━━ INPUT RECORDS ━━

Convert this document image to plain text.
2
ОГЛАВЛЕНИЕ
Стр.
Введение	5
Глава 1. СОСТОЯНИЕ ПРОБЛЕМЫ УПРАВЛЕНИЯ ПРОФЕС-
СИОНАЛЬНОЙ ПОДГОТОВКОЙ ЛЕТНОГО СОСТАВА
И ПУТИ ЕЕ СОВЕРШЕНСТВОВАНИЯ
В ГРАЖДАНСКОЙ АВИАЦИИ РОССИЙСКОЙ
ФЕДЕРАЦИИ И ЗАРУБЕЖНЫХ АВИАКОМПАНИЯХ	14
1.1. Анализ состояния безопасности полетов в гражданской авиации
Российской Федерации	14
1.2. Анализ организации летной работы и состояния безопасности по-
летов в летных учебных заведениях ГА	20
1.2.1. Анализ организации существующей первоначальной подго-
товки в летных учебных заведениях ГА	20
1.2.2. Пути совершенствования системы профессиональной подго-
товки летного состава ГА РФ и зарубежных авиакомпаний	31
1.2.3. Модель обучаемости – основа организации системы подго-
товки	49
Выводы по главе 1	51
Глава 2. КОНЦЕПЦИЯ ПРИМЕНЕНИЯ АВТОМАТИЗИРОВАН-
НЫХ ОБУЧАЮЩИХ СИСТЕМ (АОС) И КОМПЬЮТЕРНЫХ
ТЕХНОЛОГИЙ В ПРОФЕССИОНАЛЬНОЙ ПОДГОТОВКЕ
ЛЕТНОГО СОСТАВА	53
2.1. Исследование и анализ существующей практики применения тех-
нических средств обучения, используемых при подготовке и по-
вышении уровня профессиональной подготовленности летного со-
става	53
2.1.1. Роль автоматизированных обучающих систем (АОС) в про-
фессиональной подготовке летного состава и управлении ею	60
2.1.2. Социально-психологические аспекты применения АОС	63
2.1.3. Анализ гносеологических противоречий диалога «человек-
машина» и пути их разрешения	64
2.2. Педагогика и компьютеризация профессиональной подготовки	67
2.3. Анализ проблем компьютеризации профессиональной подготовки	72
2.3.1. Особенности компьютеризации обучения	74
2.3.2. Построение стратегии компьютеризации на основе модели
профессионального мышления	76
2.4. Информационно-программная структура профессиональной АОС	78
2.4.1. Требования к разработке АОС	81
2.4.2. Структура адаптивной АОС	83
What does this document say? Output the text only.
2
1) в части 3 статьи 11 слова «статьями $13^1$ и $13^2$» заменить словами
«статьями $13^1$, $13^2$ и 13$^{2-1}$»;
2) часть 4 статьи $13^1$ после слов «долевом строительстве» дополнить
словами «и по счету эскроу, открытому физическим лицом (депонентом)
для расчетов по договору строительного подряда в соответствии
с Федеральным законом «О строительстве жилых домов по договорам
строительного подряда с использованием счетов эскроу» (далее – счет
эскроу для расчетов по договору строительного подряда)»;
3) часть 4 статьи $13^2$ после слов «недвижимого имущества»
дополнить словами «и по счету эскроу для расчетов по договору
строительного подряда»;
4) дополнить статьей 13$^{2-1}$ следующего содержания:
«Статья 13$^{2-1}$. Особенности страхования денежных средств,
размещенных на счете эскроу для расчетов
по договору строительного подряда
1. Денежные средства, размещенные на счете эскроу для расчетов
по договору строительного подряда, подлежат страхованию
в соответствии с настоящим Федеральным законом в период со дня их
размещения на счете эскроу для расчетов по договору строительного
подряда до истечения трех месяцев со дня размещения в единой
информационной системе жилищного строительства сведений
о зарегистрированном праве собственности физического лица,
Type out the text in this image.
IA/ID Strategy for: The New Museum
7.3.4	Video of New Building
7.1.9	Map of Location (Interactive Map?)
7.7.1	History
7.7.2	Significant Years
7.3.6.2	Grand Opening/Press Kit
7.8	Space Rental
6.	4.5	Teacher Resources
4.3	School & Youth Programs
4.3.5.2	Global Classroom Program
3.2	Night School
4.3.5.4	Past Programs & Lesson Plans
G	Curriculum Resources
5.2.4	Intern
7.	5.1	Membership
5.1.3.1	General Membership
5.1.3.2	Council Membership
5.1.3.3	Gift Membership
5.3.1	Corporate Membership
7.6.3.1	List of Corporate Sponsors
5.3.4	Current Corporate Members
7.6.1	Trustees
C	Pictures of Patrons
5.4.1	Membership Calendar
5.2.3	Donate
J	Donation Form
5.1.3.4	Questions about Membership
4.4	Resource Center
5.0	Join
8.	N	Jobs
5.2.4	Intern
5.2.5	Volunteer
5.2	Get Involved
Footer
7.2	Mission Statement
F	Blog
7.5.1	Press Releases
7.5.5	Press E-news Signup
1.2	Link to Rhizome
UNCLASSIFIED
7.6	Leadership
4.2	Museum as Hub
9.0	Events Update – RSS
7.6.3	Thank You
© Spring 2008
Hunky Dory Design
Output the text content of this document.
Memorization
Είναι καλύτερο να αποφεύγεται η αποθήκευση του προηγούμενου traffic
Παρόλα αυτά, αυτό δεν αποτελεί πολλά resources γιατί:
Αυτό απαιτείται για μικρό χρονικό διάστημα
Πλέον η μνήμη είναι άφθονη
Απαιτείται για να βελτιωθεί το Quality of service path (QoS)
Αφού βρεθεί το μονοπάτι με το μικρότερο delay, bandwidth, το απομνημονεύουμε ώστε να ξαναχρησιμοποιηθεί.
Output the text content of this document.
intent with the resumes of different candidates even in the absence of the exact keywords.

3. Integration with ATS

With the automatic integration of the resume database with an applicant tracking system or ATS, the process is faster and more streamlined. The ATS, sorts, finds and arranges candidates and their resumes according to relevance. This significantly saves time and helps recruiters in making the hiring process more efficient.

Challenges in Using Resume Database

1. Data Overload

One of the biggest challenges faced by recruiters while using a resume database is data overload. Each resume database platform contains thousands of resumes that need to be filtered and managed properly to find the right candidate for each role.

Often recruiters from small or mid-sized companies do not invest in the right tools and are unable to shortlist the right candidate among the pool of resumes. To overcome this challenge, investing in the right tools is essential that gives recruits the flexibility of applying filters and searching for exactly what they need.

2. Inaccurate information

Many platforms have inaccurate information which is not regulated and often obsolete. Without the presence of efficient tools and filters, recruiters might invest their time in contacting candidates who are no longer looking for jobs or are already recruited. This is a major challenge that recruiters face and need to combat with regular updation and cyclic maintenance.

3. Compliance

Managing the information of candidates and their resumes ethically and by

━━━

EXERCISE REQUIREMENTS: Pull out all lines from the entries above in which the word "словами" appears.

FINISHED EXERCISE:
1) в части 3 статьи 11 слова «статьями $13^1$ и $13^2$» заменить словами
словами «и по счету эскроу, открытому физическим лицом (депонентом)
дополнить словами «и по счету эскроу для расчетов по договору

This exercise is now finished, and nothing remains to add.